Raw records
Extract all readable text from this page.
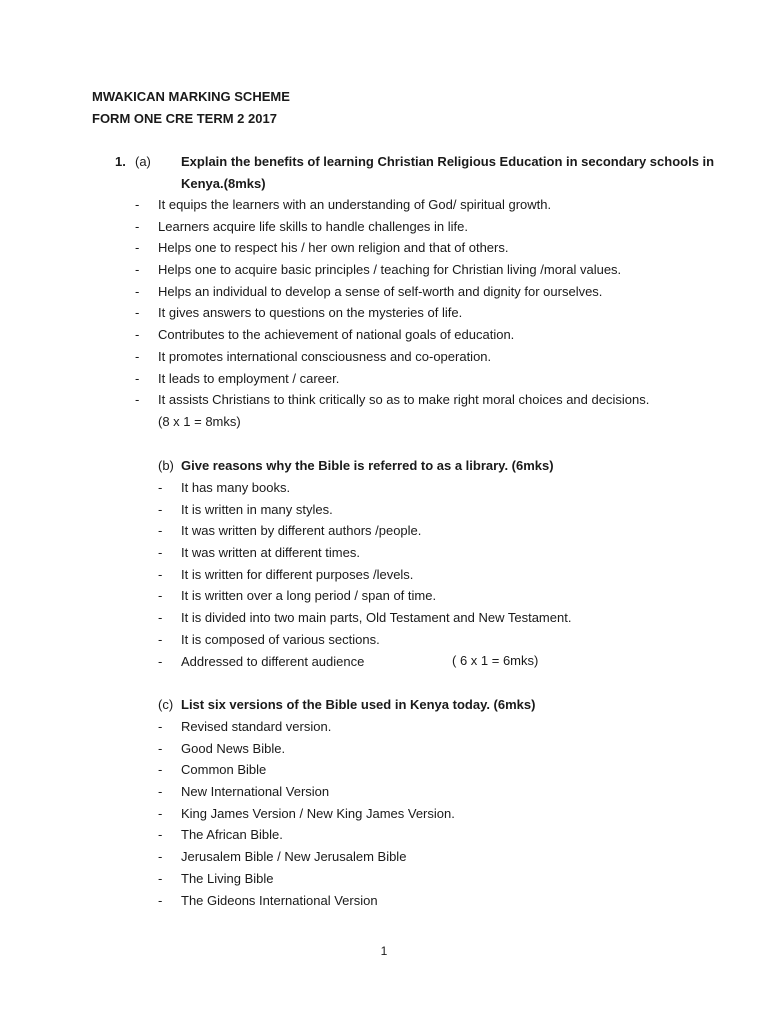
MWAKICAN MARKING SCHEME
FORM ONE CRE TERM 2 2017
1. (a) Explain the benefits of learning Christian Religious Education in secondary schools in Kenya.(8mks)
- It equips the learners with an understanding of God/ spiritual growth.
- Learners acquire life skills to handle challenges in life.
- Helps one to respect his / her own religion and that of others.
- Helps one to acquire basic principles / teaching for Christian living /moral values.
- Helps an individual to develop a sense of self-worth and dignity for ourselves.
- It gives answers to questions on the mysteries of life.
- Contributes to the achievement of national goals of education.
- It promotes international consciousness and co-operation.
- It leads to employment / career.
- It assists Christians to think critically so as to make right moral choices and decisions.
(8 x 1 = 8mks)
(b) Give reasons why the Bible is referred to as a library. (6mks)
- It has many books.
- It is written in many styles.
- It was written by different authors /people.
- It was written at different times.
- It is written for different purposes /levels.
- It is written over a long period / span of time.
- It is divided into two main parts, Old Testament and New Testament.
- It is composed of various sections.
- Addressed to different audience	( 6 x 1 = 6mks)
(c) List six versions of the Bible used in Kenya today. (6mks)
- Revised standard version.
- Good News Bible.
- Common Bible
- New International Version
- King James Version / New King James Version.
- The African Bible.
- Jerusalem Bible / New Jerusalem Bible
- The Living Bible
- The Gideons International Version
1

▸ **Task directions**
Pull out all lines in the data above that include "written".

▸ **Result**
- It is written in many styles.
- It was written by different authors /people.
- It was written at different times.
- It is written for different purposes /levels.
- It is written over a long period / span of time.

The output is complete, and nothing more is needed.